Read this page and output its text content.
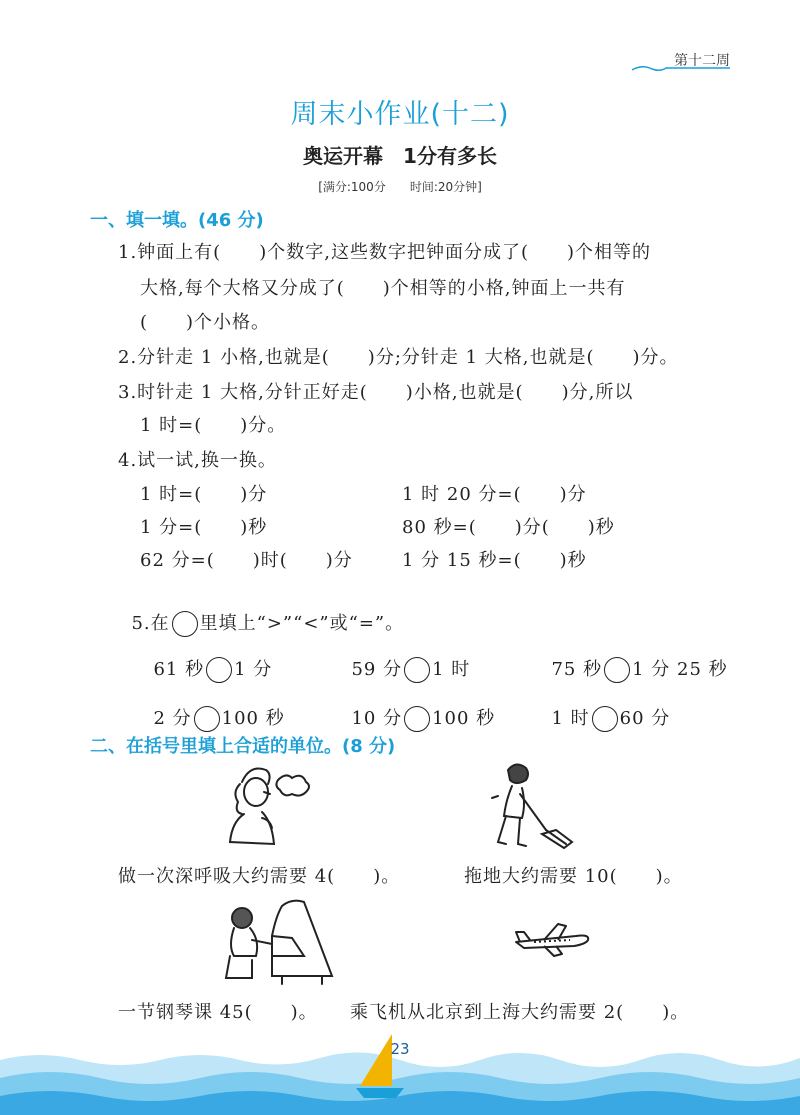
第十二周
周末小作业(十二)
奥运开幕　1分有多长
[满分:100分　　时间:20分钟]
一、填一填。(46 分)
1.钟面上有(　　)个数字,这些数字把钟面分成了(　　)个相等的
大格,每个大格又分成了(　　)个相等的小格,钟面上一共有
(　　)个小格。
2.分针走 1 小格,也就是(　　)分;分针走 1 大格,也就是(　　)分。
3.时针走 1 大格,分针正好走(　　)小格,也就是(　　)分,所以
1 时=(　　)分。
4.试一试,换一换。
1 时=(　　)分	1 时 20 分=(　　)分
1 分=(　　)秒	80 秒=(　　)分(　　)秒
62 分=(　　)时(　　)分	1 分 15 秒=(　　)秒

5.在 里填上“>”“<”或“=”。

61 秒 1 分	59 分 1 时	75 秒 1 分 25 秒

2 分 100 秒	10 分 100 秒	1 时 60 分

二、在括号里填上合适的单位。(8 分)
做一次深呼吸大约需要 4(　　)。	拖地大约需要 10(　　)。
一节钢琴课 45(　　)。 乘飞机从北京到上海大约需要 2(　　)。
23
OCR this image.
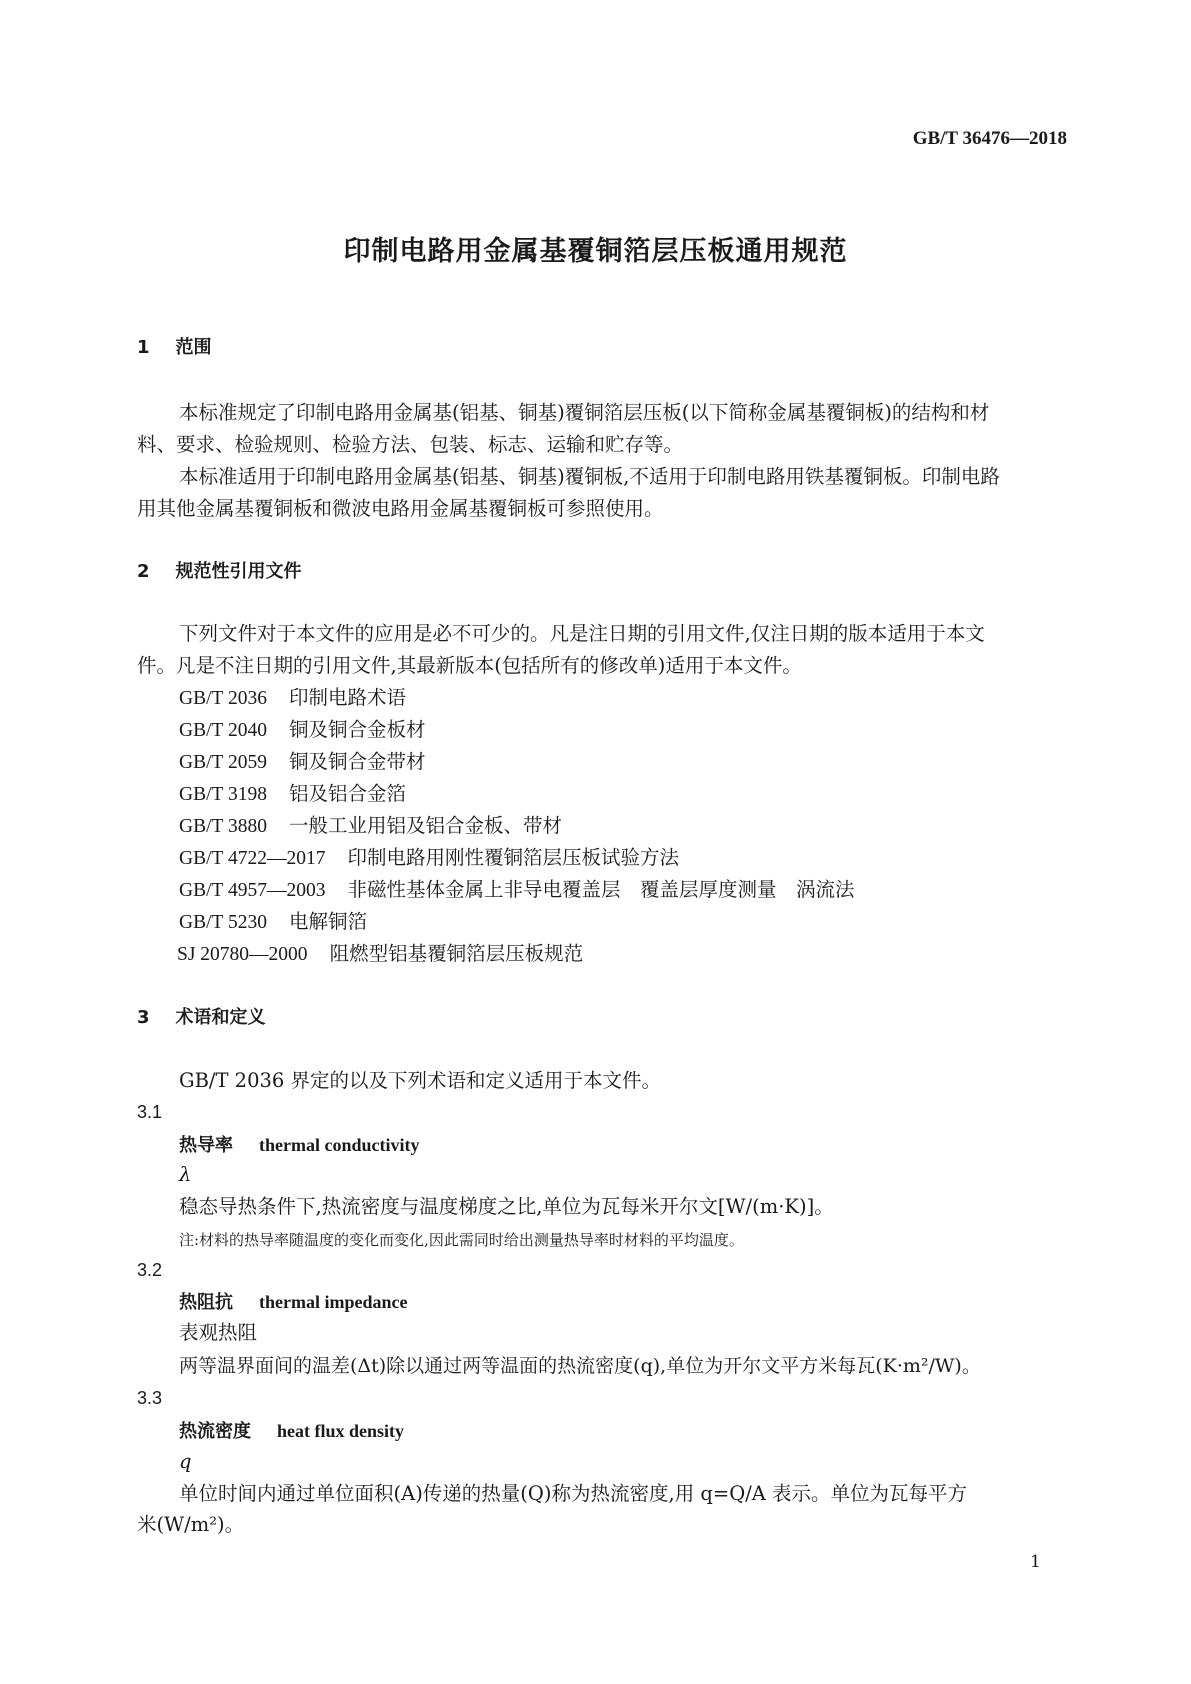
GB/T 36476—2018
印制电路用金属基覆铜箔层压板通用规范
1 范围
本标准规定了印制电路用金属基(铝基、铜基)覆铜箔层压板(以下简称金属基覆铜板)的结构和材
料、要求、检验规则、检验方法、包装、标志、运输和贮存等。
本标准适用于印制电路用金属基(铝基、铜基)覆铜板,不适用于印制电路用铁基覆铜板。印制电路
用其他金属基覆铜板和微波电路用金属基覆铜板可参照使用。
2 规范性引用文件
下列文件对于本文件的应用是必不可少的。凡是注日期的引用文件,仅注日期的版本适用于本文
件。凡是不注日期的引用文件,其最新版本(包括所有的修改单)适用于本文件。
GB/T 2036 印制电路术语
GB/T 2040 铜及铜合金板材
GB/T 2059 铜及铜合金带材
GB/T 3198 铝及铝合金箔
GB/T 3880 一般工业用铝及铝合金板、带材
GB/T 4722—2017 印制电路用刚性覆铜箔层压板试验方法
GB/T 4957—2003 非磁性基体金属上非导电覆盖层　覆盖层厚度测量　涡流法
GB/T 5230 电解铜箔
SJ 20780—2000 阻燃型铝基覆铜箔层压板规范
3 术语和定义
GB/T 2036 界定的以及下列术语和定义适用于本文件。
3.1
热导率 thermal conductivity
λ
稳态导热条件下,热流密度与温度梯度之比,单位为瓦每米开尔文[W/(m·K)]。
注:材料的热导率随温度的变化而变化,因此需同时给出测量热导率时材料的平均温度。
3.2
热阻抗 thermal impedance
表观热阻
两等温界面间的温差(Δt)除以通过两等温面的热流密度(q),单位为开尔文平方米每瓦(K·m²/W)。
3.3
热流密度 heat flux density
q
单位时间内通过单位面积(A)传递的热量(Q)称为热流密度,用 q=Q/A 表示。单位为瓦每平方
米(W/m²)。
1
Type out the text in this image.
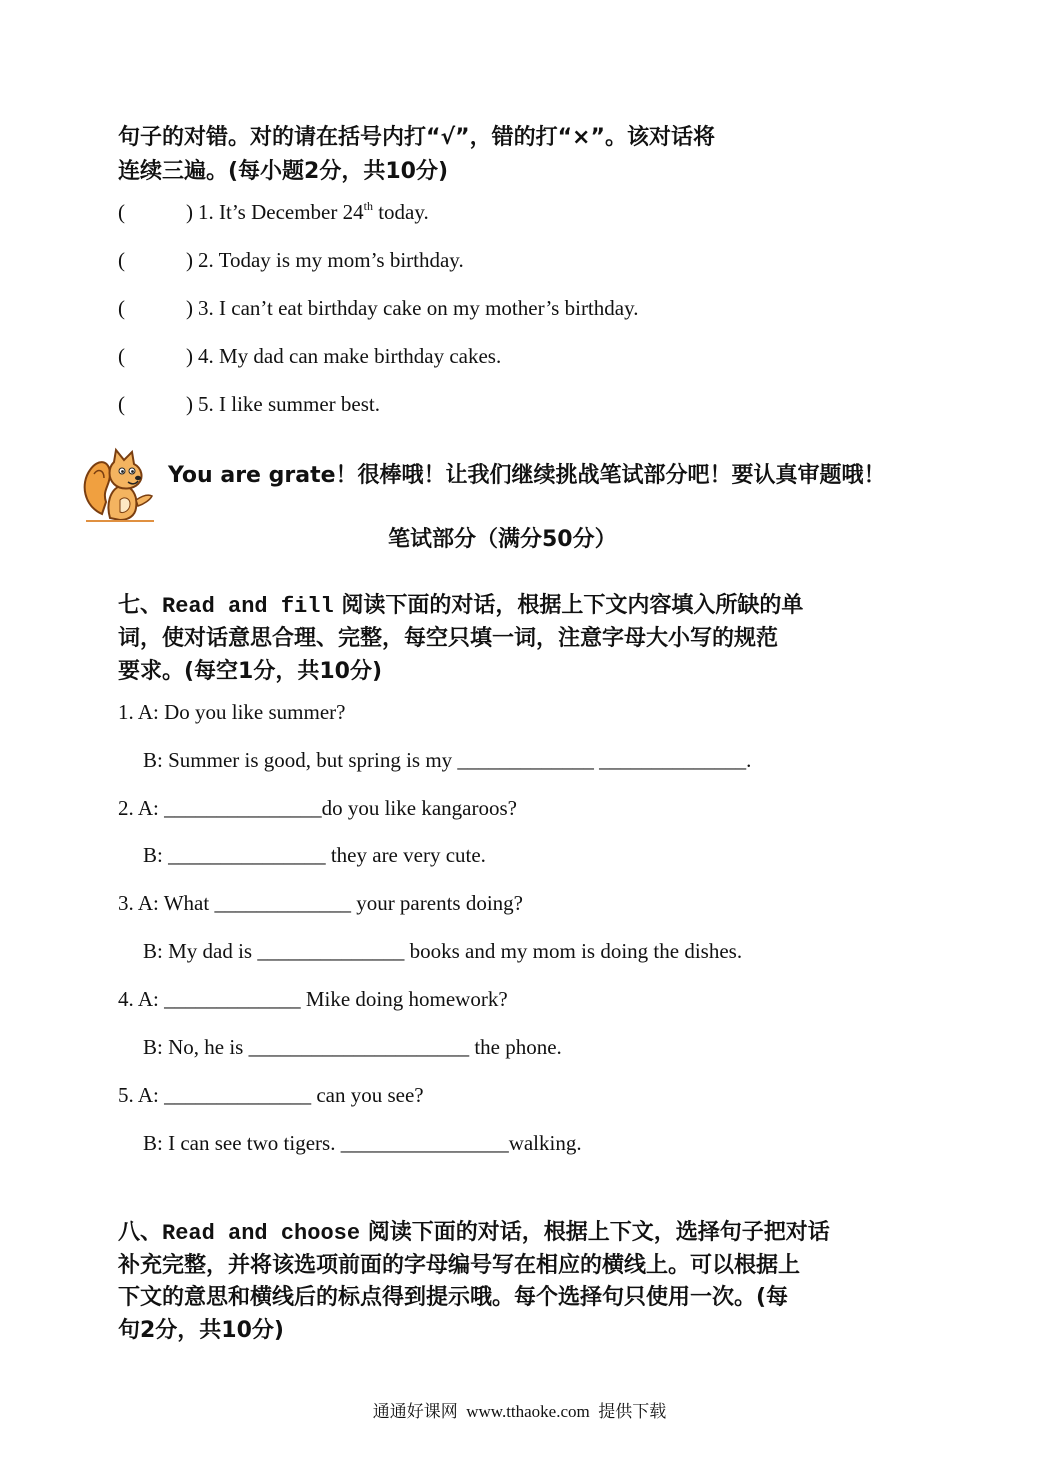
句子的对错。对的请在括号内打“√”，错的打“×”。该对话将
连续三遍。(每小题2分，共10分)
(	) 1. It’s December 24th today.
(	) 2. Today is my mom’s birthday.
(	) 3. I can’t eat birthday cake on my mother’s birthday.
(	) 4. My dad can make birthday cakes.
(	) 5. I like summer best.
You are grate！很棒哦！让我们继续挑战笔试部分吧！要认真审题哦！
笔试部分（满分50分）
七、Read and fill 阅读下面的对话，根据上下文内容填入所缺的单
词，使对话意思合理、完整，每空只填一词，注意字母大小写的规范
要求。(每空1分，共10分)
1. A: Do you like summer?
B: Summer is good, but spring is my _____________ ______________.
2. A: _______________do you like kangaroos?
B: _______________ they are very cute.
3. A: What _____________ your parents doing?
B: My dad is ______________ books and my mom is doing the dishes.
4. A: _____________ Mike doing homework?
B: No, he is _____________________ the phone.
5. A: ______________ can you see?
B: I can see two tigers. ________________walking.
八、Read and choose 阅读下面的对话，根据上下文，选择句子把对话
补充完整，并将该选项前面的字母编号写在相应的横线上。可以根据上
下文的意思和横线后的标点得到提示哦。每个选择句只使用一次。(每
句2分，共10分)
通通好课网  www.tthaoke.com  提供下载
------------------------------
## YOUR TASK:
Pull every line containing the word "阅读下面的对话" out of the material.

## FINISHED TASK:
七、Read and fill 阅读下面的对话，根据上下文内容填入所缺的单
八、Read and choose 阅读下面的对话，根据上下文，选择句子把对话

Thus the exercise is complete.